** Work to be completed **
Output all of the entries exactly as written.

(Saved entries)
──────
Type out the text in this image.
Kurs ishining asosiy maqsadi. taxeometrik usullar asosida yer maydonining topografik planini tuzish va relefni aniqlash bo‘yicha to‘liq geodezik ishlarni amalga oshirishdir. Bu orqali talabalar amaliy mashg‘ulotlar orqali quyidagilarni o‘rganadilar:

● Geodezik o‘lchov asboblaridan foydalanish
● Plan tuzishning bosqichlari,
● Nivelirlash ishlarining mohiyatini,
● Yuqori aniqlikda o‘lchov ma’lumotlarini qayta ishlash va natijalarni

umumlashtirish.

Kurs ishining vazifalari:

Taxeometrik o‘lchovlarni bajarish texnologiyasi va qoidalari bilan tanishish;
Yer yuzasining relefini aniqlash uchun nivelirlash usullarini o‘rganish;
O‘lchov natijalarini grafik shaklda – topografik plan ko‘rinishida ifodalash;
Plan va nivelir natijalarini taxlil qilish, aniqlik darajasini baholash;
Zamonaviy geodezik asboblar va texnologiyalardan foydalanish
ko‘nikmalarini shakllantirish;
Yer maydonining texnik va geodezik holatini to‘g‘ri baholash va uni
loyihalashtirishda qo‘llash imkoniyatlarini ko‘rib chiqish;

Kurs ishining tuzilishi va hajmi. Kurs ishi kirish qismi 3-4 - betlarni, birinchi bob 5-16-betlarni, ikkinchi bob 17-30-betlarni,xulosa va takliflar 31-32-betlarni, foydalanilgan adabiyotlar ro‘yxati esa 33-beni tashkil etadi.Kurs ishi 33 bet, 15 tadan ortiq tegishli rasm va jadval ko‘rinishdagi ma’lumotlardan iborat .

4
──────
** Exercise output **
Type out the text in this image.
Kurs ishining asosiy maqsadi. taxeometrik usullar asosida yer maydonining topografik planini tuzish va relefni aniqlash bo‘yicha to‘liq geodezik ishlarni amalga oshirishdir. Bu orqali talabalar amaliy mashg‘ulotlar orqali quyidagilarni o‘rganadilar:

● Geodezik o‘lchov asboblaridan foydalanish
● Plan tuzishning bosqichlari,
● Nivelirlash ishlarining mohiyatini,
● Yuqori aniqlikda o‘lchov ma’lumotlarini qayta ishlash va natijalarni

umumlashtirish.

Kurs ishining vazifalari:

Taxeometrik o‘lchovlarni bajarish texnologiyasi va qoidalari bilan tanishish;
Yer yuzasining relefini aniqlash uchun nivelirlash usullarini o‘rganish;
O‘lchov natijalarini grafik shaklda – topografik plan ko‘rinishida ifodalash;
Plan va nivelir natijalarini taxlil qilish, aniqlik darajasini baholash;
Zamonaviy geodezik asboblar va texnologiyalardan foydalanish
ko‘nikmalarini shakllantirish;
Yer maydonining texnik va geodezik holatini to‘g‘ri baholash va uni
loyihalashtirishda qo‘llash imkoniyatlarini ko‘rib chiqish;

Kurs ishining tuzilishi va hajmi. Kurs ishi kirish qismi 3-4 - betlarni, birinchi bob 5-16-betlarni, ikkinchi bob 17-30-betlarni,xulosa va takliflar 31-32-betlarni, foydalanilgan adabiyotlar ro‘yxati esa 33-beni tashkil etadi.Kurs ishi 33 bet, 15 tadan ortiq tegishli rasm va jadval ko‘rinishdagi ma’lumotlardan iborat .

4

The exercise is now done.